> TASK
All the data below goes into the copy word for word, but the pictures don't.

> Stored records
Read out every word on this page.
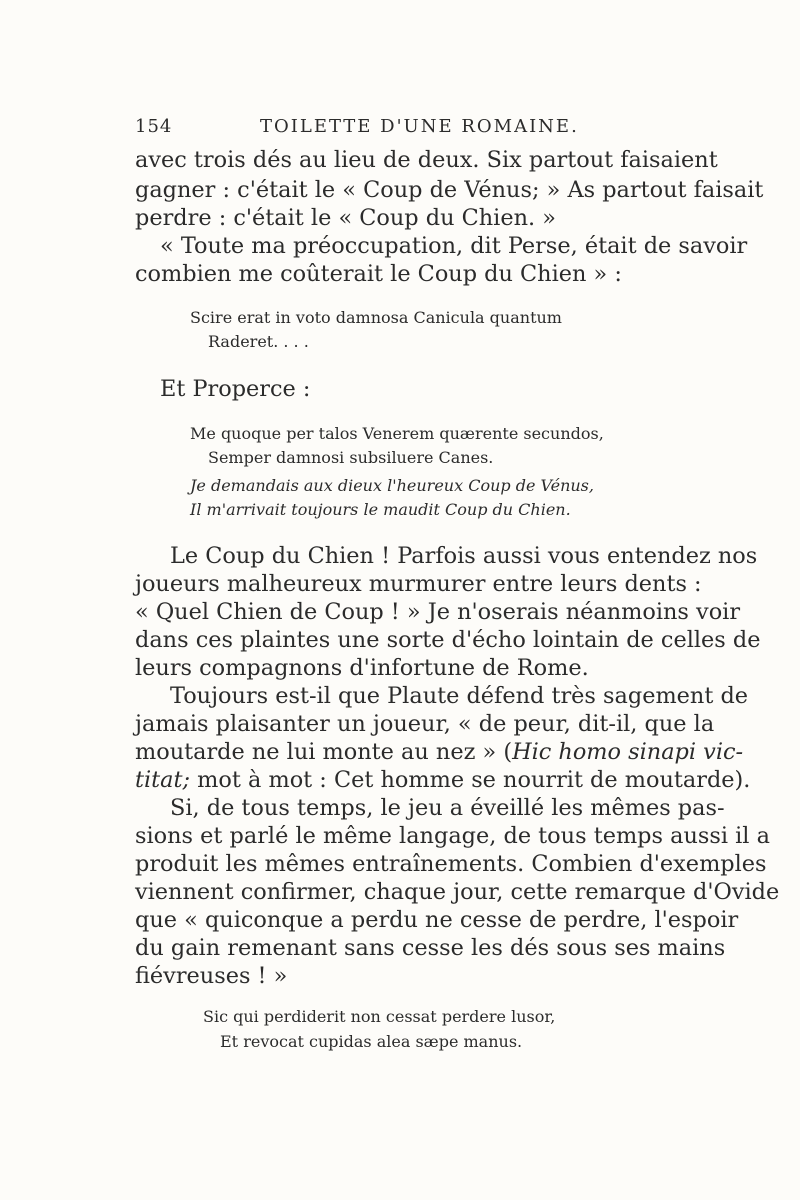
154	TOILETTE D'UNE ROMAINE.
avec trois dés au lieu de deux. Six partout faisaient
gagner : c'était le « Coup de Vénus; » As partout faisait
perdre : c'était le « Coup du Chien. »
« Toute ma préoccupation, dit Perse, était de savoir
combien me coûterait le Coup du Chien » :
Scire erat in voto damnosa Canicula quantum
Raderet. . . .
Et Properce :
Me quoque per talos Venerem quærente secundos,
Semper damnosi subsiluere Canes.
Je demandais aux dieux l'heureux Coup de Vénus,
Il m'arrivait toujours le maudit Coup du Chien.
Le Coup du Chien ! Parfois aussi vous entendez nos
joueurs malheureux murmurer entre leurs dents :
« Quel Chien de Coup ! » Je n'oserais néanmoins voir
dans ces plaintes une sorte d'écho lointain de celles de
leurs compagnons d'infortune de Rome.
Toujours est-il que Plaute défend très sagement de
jamais plaisanter un joueur, « de peur, dit-il, que la
moutarde ne lui monte au nez » (Hic homo sinapi vic-
titat; mot à mot : Cet homme se nourrit de moutarde).
Si, de tous temps, le jeu a éveillé les mêmes pas-
sions et parlé le même langage, de tous temps aussi il a
produit les mêmes entraînements. Combien d'exemples
viennent confirmer, chaque jour, cette remarque d'Ovide
que « quiconque a perdu ne cesse de perdre, l'espoir
du gain remenant sans cesse les dés sous ses mains
fiévreuses ! »
Sic qui perdiderit non cessat perdere lusor,
Et revocat cupidas alea sæpe manus.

> EXERCISE ANSWER
Read out every word on this page.
154	TOILETTE D'UNE ROMAINE.
avec trois dés au lieu de deux. Six partout faisaient
gagner : c'était le « Coup de Vénus; » As partout faisait
perdre : c'était le « Coup du Chien. »
« Toute ma préoccupation, dit Perse, était de savoir
combien me coûterait le Coup du Chien » :
Scire erat in voto damnosa Canicula quantum
Raderet. . . .
Et Properce :
Me quoque per talos Venerem quærente secundos,
Semper damnosi subsiluere Canes.
Je demandais aux dieux l'heureux Coup de Vénus,
Il m'arrivait toujours le maudit Coup du Chien.
Le Coup du Chien ! Parfois aussi vous entendez nos
joueurs malheureux murmurer entre leurs dents :
« Quel Chien de Coup ! » Je n'oserais néanmoins voir
dans ces plaintes une sorte d'écho lointain de celles de
leurs compagnons d'infortune de Rome.
Toujours est-il que Plaute défend très sagement de
jamais plaisanter un joueur, « de peur, dit-il, que la
moutarde ne lui monte au nez » (Hic homo sinapi vic-
titat; mot à mot : Cet homme se nourrit de moutarde).
Si, de tous temps, le jeu a éveillé les mêmes pas-
sions et parlé le même langage, de tous temps aussi il a
produit les mêmes entraînements. Combien d'exemples
viennent confirmer, chaque jour, cette remarque d'Ovide
que « quiconque a perdu ne cesse de perdre, l'espoir
du gain remenant sans cesse les dés sous ses mains
fiévreuses ! »
Sic qui perdiderit non cessat perdere lusor,
Et revocat cupidas alea sæpe manus.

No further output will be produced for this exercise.